▶ **PROVIDED DATA**:

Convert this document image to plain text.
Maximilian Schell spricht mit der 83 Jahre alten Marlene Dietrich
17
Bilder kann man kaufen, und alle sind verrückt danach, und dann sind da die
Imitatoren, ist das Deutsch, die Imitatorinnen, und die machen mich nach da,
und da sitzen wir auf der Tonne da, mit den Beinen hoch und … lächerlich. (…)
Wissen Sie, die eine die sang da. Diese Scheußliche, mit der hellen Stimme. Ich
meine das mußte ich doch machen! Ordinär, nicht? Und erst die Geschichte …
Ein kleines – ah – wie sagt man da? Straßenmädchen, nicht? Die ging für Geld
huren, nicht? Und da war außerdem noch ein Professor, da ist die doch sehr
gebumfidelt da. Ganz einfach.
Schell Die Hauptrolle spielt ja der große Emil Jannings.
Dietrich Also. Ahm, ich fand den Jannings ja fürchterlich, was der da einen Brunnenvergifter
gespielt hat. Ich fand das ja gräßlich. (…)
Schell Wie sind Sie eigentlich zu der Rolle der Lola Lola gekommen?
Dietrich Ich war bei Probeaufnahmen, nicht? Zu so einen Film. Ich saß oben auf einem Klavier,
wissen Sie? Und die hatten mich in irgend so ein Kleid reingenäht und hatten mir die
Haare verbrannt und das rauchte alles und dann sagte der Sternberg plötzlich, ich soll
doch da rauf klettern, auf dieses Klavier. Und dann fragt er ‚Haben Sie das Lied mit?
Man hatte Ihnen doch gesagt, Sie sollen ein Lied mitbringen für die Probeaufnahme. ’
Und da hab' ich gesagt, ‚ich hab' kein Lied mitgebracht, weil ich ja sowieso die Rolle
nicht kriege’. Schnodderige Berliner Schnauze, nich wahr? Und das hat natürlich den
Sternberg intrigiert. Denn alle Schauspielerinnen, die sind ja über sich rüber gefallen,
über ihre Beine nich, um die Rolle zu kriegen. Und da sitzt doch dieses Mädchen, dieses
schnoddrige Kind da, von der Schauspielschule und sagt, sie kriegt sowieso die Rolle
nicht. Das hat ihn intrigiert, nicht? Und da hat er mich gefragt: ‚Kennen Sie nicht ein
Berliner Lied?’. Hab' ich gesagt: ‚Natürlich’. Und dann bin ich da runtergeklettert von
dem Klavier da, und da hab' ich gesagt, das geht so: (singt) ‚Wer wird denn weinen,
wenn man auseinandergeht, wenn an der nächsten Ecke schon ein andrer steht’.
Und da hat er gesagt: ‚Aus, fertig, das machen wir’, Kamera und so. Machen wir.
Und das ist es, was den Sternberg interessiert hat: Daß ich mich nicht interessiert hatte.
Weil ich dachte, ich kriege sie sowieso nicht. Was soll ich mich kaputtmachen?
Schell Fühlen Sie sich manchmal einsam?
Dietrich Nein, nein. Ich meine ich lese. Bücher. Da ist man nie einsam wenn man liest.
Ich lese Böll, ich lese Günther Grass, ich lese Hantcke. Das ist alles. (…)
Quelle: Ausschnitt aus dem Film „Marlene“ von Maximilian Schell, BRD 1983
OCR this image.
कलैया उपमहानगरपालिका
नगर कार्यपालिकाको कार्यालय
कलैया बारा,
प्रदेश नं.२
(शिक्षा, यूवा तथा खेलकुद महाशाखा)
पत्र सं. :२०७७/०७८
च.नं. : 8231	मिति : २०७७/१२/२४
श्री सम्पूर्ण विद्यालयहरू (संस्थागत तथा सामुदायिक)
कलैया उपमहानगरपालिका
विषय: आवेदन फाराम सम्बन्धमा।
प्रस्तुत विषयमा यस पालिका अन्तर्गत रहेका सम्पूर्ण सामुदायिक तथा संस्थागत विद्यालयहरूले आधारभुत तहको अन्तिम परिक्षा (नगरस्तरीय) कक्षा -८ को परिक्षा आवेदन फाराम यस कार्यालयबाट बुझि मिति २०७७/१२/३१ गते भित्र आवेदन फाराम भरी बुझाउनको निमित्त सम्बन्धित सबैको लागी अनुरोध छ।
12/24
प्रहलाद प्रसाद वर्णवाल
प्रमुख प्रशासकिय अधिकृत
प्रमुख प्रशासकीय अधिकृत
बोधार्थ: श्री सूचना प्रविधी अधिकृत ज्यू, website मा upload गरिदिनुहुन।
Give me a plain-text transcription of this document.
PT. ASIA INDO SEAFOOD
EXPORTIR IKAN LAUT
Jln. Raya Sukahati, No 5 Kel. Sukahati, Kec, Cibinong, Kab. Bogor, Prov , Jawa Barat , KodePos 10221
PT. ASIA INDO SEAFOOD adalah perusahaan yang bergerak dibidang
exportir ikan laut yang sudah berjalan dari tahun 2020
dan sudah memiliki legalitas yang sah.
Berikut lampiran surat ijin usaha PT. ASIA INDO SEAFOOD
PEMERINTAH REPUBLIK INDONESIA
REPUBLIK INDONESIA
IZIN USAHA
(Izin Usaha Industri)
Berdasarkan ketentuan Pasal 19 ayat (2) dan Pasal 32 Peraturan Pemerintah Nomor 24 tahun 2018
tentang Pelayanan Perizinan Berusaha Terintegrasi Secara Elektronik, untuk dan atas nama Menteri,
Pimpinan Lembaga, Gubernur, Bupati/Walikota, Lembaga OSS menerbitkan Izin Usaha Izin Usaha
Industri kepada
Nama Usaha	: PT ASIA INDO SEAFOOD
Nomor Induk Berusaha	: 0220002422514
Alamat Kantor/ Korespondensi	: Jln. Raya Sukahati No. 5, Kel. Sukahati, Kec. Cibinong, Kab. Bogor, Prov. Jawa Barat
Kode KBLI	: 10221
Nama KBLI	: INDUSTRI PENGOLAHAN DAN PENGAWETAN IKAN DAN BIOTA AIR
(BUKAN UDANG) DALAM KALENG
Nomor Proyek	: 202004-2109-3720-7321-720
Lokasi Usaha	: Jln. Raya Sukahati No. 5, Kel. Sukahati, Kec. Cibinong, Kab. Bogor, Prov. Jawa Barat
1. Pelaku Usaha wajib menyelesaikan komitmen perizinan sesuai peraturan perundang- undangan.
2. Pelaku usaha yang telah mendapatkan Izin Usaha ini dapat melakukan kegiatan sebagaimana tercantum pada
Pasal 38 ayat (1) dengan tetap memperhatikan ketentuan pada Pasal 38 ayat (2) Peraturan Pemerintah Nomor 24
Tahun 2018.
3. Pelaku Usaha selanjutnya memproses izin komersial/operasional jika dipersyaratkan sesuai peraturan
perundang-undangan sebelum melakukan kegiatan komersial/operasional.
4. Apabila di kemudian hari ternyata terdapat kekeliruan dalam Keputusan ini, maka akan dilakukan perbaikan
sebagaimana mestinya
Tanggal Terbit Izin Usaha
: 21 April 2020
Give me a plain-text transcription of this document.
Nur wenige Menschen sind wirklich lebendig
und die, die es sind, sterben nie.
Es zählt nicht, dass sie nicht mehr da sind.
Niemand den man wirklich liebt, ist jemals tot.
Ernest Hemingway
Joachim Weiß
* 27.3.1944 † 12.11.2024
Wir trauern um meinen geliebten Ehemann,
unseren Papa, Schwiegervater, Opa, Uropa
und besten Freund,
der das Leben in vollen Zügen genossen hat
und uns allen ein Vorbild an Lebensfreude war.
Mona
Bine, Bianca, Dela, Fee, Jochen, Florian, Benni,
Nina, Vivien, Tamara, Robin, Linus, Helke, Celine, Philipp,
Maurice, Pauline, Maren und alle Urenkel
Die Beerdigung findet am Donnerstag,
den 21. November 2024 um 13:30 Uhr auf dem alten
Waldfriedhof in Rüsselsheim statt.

▶ **INSTRUCTIONS FOR THE TASK**: Word for word, extract all the records.

▶ **SOLUTION**:
Convert this document image to plain text.
Maximilian Schell spricht mit der 83 Jahre alten Marlene Dietrich
17
Bilder kann man kaufen, und alle sind verrückt danach, und dann sind da die
Imitatoren, ist das Deutsch, die Imitatorinnen, und die machen mich nach da,
und da sitzen wir auf der Tonne da, mit den Beinen hoch und … lächerlich. (…)
Wissen Sie, die eine die sang da. Diese Scheußliche, mit der hellen Stimme. Ich
meine das mußte ich doch machen! Ordinär, nicht? Und erst die Geschichte …
Ein kleines – ah – wie sagt man da? Straßenmädchen, nicht? Die ging für Geld
huren, nicht? Und da war außerdem noch ein Professor, da ist die doch sehr
gebumfidelt da. Ganz einfach.
Schell Die Hauptrolle spielt ja der große Emil Jannings.
Dietrich Also. Ahm, ich fand den Jannings ja fürchterlich, was der da einen Brunnenvergifter
gespielt hat. Ich fand das ja gräßlich. (…)
Schell Wie sind Sie eigentlich zu der Rolle der Lola Lola gekommen?
Dietrich Ich war bei Probeaufnahmen, nicht? Zu so einen Film. Ich saß oben auf einem Klavier,
wissen Sie? Und die hatten mich in irgend so ein Kleid reingenäht und hatten mir die
Haare verbrannt und das rauchte alles und dann sagte der Sternberg plötzlich, ich soll
doch da rauf klettern, auf dieses Klavier. Und dann fragt er ‚Haben Sie das Lied mit?
Man hatte Ihnen doch gesagt, Sie sollen ein Lied mitbringen für die Probeaufnahme. ’
Und da hab' ich gesagt, ‚ich hab' kein Lied mitgebracht, weil ich ja sowieso die Rolle
nicht kriege’. Schnodderige Berliner Schnauze, nich wahr? Und das hat natürlich den
Sternberg intrigiert. Denn alle Schauspielerinnen, die sind ja über sich rüber gefallen,
über ihre Beine nich, um die Rolle zu kriegen. Und da sitzt doch dieses Mädchen, dieses
schnoddrige Kind da, von der Schauspielschule und sagt, sie kriegt sowieso die Rolle
nicht. Das hat ihn intrigiert, nicht? Und da hat er mich gefragt: ‚Kennen Sie nicht ein
Berliner Lied?’. Hab' ich gesagt: ‚Natürlich’. Und dann bin ich da runtergeklettert von
dem Klavier da, und da hab' ich gesagt, das geht so: (singt) ‚Wer wird denn weinen,
wenn man auseinandergeht, wenn an der nächsten Ecke schon ein andrer steht’.
Und da hat er gesagt: ‚Aus, fertig, das machen wir’, Kamera und so. Machen wir.
Und das ist es, was den Sternberg interessiert hat: Daß ich mich nicht interessiert hatte.
Weil ich dachte, ich kriege sie sowieso nicht. Was soll ich mich kaputtmachen?
Schell Fühlen Sie sich manchmal einsam?
Dietrich Nein, nein. Ich meine ich lese. Bücher. Da ist man nie einsam wenn man liest.
Ich lese Böll, ich lese Günther Grass, ich lese Hantcke. Das ist alles. (…)
Quelle: Ausschnitt aus dem Film „Marlene“ von Maximilian Schell, BRD 1983
OCR this image.
कलैया उपमहानगरपालिका
नगर कार्यपालिकाको कार्यालय
कलैया बारा,
प्रदेश नं.२
(शिक्षा, यूवा तथा खेलकुद महाशाखा)
पत्र सं. :२०७७/०७८
च.नं. : 8231	मिति : २०७७/१२/२४
श्री सम्पूर्ण विद्यालयहरू (संस्थागत तथा सामुदायिक)
कलैया उपमहानगरपालिका
विषय: आवेदन फाराम सम्बन्धमा।
प्रस्तुत विषयमा यस पालिका अन्तर्गत रहेका सम्पूर्ण सामुदायिक तथा संस्थागत विद्यालयहरूले आधारभुत तहको अन्तिम परिक्षा (नगरस्तरीय) कक्षा -८ को परिक्षा आवेदन फाराम यस कार्यालयबाट बुझि मिति २०७७/१२/३१ गते भित्र आवेदन फाराम भरी बुझाउनको निमित्त सम्बन्धित सबैको लागी अनुरोध छ।
12/24
प्रहलाद प्रसाद वर्णवाल
प्रमुख प्रशासकिय अधिकृत
प्रमुख प्रशासकीय अधिकृत
बोधार्थ: श्री सूचना प्रविधी अधिकृत ज्यू, website मा upload गरिदिनुहुन।
Give me a plain-text transcription of this document.
PT. ASIA INDO SEAFOOD
EXPORTIR IKAN LAUT
Jln. Raya Sukahati, No 5 Kel. Sukahati, Kec, Cibinong, Kab. Bogor, Prov , Jawa Barat , KodePos 10221
PT. ASIA INDO SEAFOOD adalah perusahaan yang bergerak dibidang
exportir ikan laut yang sudah berjalan dari tahun 2020
dan sudah memiliki legalitas yang sah.
Berikut lampiran surat ijin usaha PT. ASIA INDO SEAFOOD
PEMERINTAH REPUBLIK INDONESIA
REPUBLIK INDONESIA
IZIN USAHA
(Izin Usaha Industri)
Berdasarkan ketentuan Pasal 19 ayat (2) dan Pasal 32 Peraturan Pemerintah Nomor 24 tahun 2018
tentang Pelayanan Perizinan Berusaha Terintegrasi Secara Elektronik, untuk dan atas nama Menteri,
Pimpinan Lembaga, Gubernur, Bupati/Walikota, Lembaga OSS menerbitkan Izin Usaha Izin Usaha
Industri kepada
Nama Usaha	: PT ASIA INDO SEAFOOD
Nomor Induk Berusaha	: 0220002422514
Alamat Kantor/ Korespondensi	: Jln. Raya Sukahati No. 5, Kel. Sukahati, Kec. Cibinong, Kab. Bogor, Prov. Jawa Barat
Kode KBLI	: 10221
Nama KBLI	: INDUSTRI PENGOLAHAN DAN PENGAWETAN IKAN DAN BIOTA AIR
(BUKAN UDANG) DALAM KALENG
Nomor Proyek	: 202004-2109-3720-7321-720
Lokasi Usaha	: Jln. Raya Sukahati No. 5, Kel. Sukahati, Kec. Cibinong, Kab. Bogor, Prov. Jawa Barat
1. Pelaku Usaha wajib menyelesaikan komitmen perizinan sesuai peraturan perundang- undangan.
2. Pelaku usaha yang telah mendapatkan Izin Usaha ini dapat melakukan kegiatan sebagaimana tercantum pada
Pasal 38 ayat (1) dengan tetap memperhatikan ketentuan pada Pasal 38 ayat (2) Peraturan Pemerintah Nomor 24
Tahun 2018.
3. Pelaku Usaha selanjutnya memproses izin komersial/operasional jika dipersyaratkan sesuai peraturan
perundang-undangan sebelum melakukan kegiatan komersial/operasional.
4. Apabila di kemudian hari ternyata terdapat kekeliruan dalam Keputusan ini, maka akan dilakukan perbaikan
sebagaimana mestinya
Tanggal Terbit Izin Usaha
: 21 April 2020
Give me a plain-text transcription of this document.
Nur wenige Menschen sind wirklich lebendig
und die, die es sind, sterben nie.
Es zählt nicht, dass sie nicht mehr da sind.
Niemand den man wirklich liebt, ist jemals tot.
Ernest Hemingway
Joachim Weiß
* 27.3.1944 † 12.11.2024
Wir trauern um meinen geliebten Ehemann,
unseren Papa, Schwiegervater, Opa, Uropa
und besten Freund,
der das Leben in vollen Zügen genossen hat
und uns allen ein Vorbild an Lebensfreude war.
Mona
Bine, Bianca, Dela, Fee, Jochen, Florian, Benni,
Nina, Vivien, Tamara, Robin, Linus, Helke, Celine, Philipp,
Maurice, Pauline, Maren und alle Urenkel
Die Beerdigung findet am Donnerstag,
den 21. November 2024 um 13:30 Uhr auf dem alten
Waldfriedhof in Rüsselsheim statt.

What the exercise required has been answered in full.